- [SHORT TASK] Give an exact transcription of every line, dropping the images.

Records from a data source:
┌──
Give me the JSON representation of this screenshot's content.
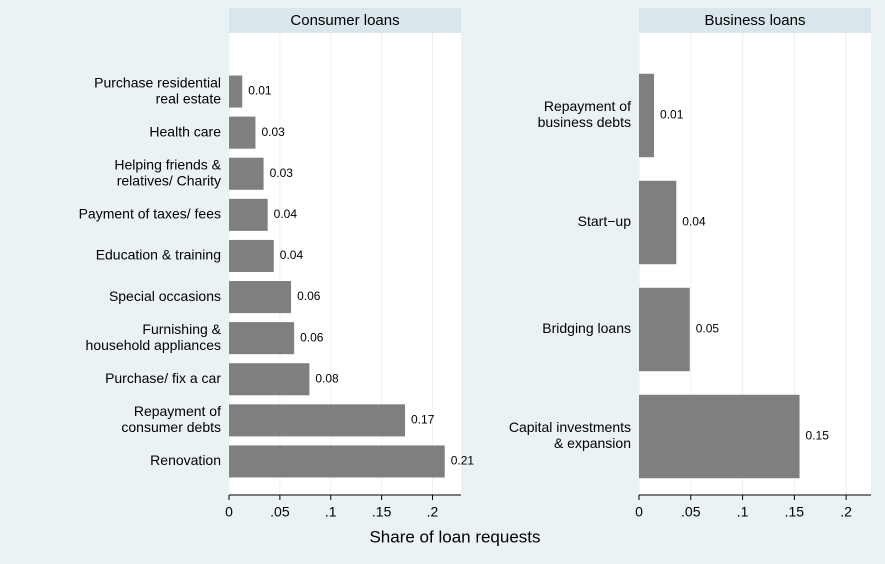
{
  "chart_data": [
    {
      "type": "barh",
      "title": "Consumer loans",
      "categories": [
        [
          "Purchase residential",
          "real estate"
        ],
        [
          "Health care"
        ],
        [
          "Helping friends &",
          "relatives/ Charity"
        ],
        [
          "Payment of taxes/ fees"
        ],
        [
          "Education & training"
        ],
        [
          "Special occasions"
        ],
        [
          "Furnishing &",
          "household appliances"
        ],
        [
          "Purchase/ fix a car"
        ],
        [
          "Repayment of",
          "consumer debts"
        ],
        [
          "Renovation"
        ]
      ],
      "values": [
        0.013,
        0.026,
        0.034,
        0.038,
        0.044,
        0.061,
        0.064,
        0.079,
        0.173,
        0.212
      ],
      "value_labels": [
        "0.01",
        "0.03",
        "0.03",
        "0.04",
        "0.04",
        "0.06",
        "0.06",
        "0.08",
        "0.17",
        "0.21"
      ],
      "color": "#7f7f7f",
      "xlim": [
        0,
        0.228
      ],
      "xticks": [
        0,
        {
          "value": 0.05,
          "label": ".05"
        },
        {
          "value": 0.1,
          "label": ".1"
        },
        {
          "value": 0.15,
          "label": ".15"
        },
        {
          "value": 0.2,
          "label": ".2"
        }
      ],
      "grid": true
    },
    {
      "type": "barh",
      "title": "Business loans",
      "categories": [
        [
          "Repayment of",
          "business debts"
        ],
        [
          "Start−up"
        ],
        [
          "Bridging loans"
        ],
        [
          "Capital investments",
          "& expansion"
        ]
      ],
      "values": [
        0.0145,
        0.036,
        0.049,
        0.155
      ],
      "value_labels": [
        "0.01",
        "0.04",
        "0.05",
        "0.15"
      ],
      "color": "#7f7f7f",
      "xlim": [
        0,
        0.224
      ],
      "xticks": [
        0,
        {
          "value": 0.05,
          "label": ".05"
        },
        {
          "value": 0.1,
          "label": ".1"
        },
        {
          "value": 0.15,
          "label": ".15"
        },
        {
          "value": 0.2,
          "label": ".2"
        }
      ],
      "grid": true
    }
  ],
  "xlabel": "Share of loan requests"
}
└──
- [RESPONSE]
Give me the JSON representation of this screenshot's content.
{
  "chart_data": [
    {
      "type": "barh",
      "title": "Consumer loans",
      "categories": [
        [
          "Purchase residential",
          "real estate"
        ],
        [
          "Health care"
        ],
        [
          "Helping friends &",
          "relatives/ Charity"
        ],
        [
          "Payment of taxes/ fees"
        ],
        [
          "Education & training"
        ],
        [
          "Special occasions"
        ],
        [
          "Furnishing &",
          "household appliances"
        ],
        [
          "Purchase/ fix a car"
        ],
        [
          "Repayment of",
          "consumer debts"
        ],
        [
          "Renovation"
        ]
      ],
      "values": [
        0.013,
        0.026,
        0.034,
        0.038,
        0.044,
        0.061,
        0.064,
        0.079,
        0.173,
        0.212
      ],
      "value_labels": [
        "0.01",
        "0.03",
        "0.03",
        "0.04",
        "0.04",
        "0.06",
        "0.06",
        "0.08",
        "0.17",
        "0.21"
      ],
      "color": "#7f7f7f",
      "xlim": [
        0,
        0.228
      ],
      "xticks": [
        0,
        {
          "value": 0.05,
          "label": ".05"
        },
        {
          "value": 0.1,
          "label": ".1"
        },
        {
          "value": 0.15,
          "label": ".15"
        },
        {
          "value": 0.2,
          "label": ".2"
        }
      ],
      "grid": true
    },
    {
      "type": "barh",
      "title": "Business loans",
      "categories": [
        [
          "Repayment of",
          "business debts"
        ],
        [
          "Start−up"
        ],
        [
          "Bridging loans"
        ],
        [
          "Capital investments",
          "& expansion"
        ]
      ],
      "values": [
        0.0145,
        0.036,
        0.049,
        0.155
      ],
      "value_labels": [
        "0.01",
        "0.04",
        "0.05",
        "0.15"
      ],
      "color": "#7f7f7f",
      "xlim": [
        0,
        0.224
      ],
      "xticks": [
        0,
        {
          "value": 0.05,
          "label": ".05"
        },
        {
          "value": 0.1,
          "label": ".1"
        },
        {
          "value": 0.15,
          "label": ".15"
        },
        {
          "value": 0.2,
          "label": ".2"
        }
      ],
      "grid": true
    }
  ],
  "xlabel": "Share of loan requests"
}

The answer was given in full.